**TASK GOAL**. Transcribe all of the material exactly, except for its pictures.

**Dataset items**.
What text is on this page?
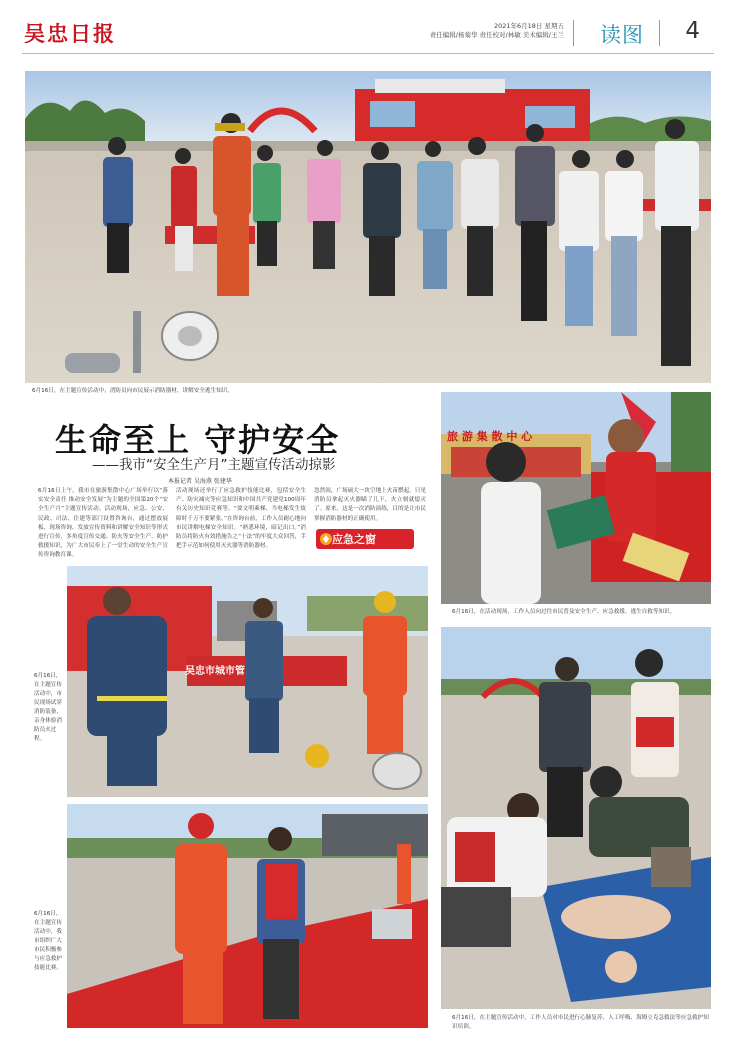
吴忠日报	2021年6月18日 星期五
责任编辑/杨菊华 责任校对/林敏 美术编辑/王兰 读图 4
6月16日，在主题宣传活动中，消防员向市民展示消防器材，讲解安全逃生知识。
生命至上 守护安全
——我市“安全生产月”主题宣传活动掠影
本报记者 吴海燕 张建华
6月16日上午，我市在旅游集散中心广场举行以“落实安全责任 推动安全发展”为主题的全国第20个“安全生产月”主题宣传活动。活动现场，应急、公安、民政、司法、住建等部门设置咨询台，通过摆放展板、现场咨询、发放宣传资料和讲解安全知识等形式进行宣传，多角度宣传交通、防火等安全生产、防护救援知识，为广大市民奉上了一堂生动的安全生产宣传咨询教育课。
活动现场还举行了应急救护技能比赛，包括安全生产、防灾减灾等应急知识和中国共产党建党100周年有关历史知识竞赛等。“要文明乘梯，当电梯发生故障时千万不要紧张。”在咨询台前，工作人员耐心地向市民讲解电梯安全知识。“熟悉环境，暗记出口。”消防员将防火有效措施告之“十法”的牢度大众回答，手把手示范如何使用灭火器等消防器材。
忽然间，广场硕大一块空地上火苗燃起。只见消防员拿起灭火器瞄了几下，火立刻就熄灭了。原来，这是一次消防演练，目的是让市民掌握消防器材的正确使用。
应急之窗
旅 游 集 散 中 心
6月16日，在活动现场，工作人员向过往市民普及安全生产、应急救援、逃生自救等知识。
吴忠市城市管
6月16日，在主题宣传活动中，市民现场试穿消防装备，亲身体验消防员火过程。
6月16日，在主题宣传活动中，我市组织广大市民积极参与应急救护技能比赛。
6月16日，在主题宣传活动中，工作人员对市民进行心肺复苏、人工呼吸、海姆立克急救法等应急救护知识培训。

**WRITTEN RESPONSE**.
What text is on this page?
吴忠日报	2021年6月18日 星期五
责任编辑/杨菊华 责任校对/林敏 美术编辑/王兰 读图 4
6月16日，在主题宣传活动中，消防员向市民展示消防器材，讲解安全逃生知识。
生命至上 守护安全
——我市“安全生产月”主题宣传活动掠影
本报记者 吴海燕 张建华
6月16日上午，我市在旅游集散中心广场举行以“落实安全责任 推动安全发展”为主题的全国第20个“安全生产月”主题宣传活动。活动现场，应急、公安、民政、司法、住建等部门设置咨询台，通过摆放展板、现场咨询、发放宣传资料和讲解安全知识等形式进行宣传，多角度宣传交通、防火等安全生产、防护救援知识，为广大市民奉上了一堂生动的安全生产宣传咨询教育课。
活动现场还举行了应急救护技能比赛，包括安全生产、防灾减灾等应急知识和中国共产党建党100周年有关历史知识竞赛等。“要文明乘梯，当电梯发生故障时千万不要紧张。”在咨询台前，工作人员耐心地向市民讲解电梯安全知识。“熟悉环境，暗记出口。”消防员将防火有效措施告之“十法”的牢度大众回答，手把手示范如何使用灭火器等消防器材。
忽然间，广场硕大一块空地上火苗燃起。只见消防员拿起灭火器瞄了几下，火立刻就熄灭了。原来，这是一次消防演练，目的是让市民掌握消防器材的正确使用。
应急之窗
旅 游 集 散 中 心
6月16日，在活动现场，工作人员向过往市民普及安全生产、应急救援、逃生自救等知识。
吴忠市城市管
6月16日，在主题宣传活动中，市民现场试穿消防装备，亲身体验消防员火过程。
6月16日，在主题宣传活动中，我市组织广大市民积极参与应急救护技能比赛。
6月16日，在主题宣传活动中，工作人员对市民进行心肺复苏、人工呼吸、海姆立克急救法等应急救护知识培训。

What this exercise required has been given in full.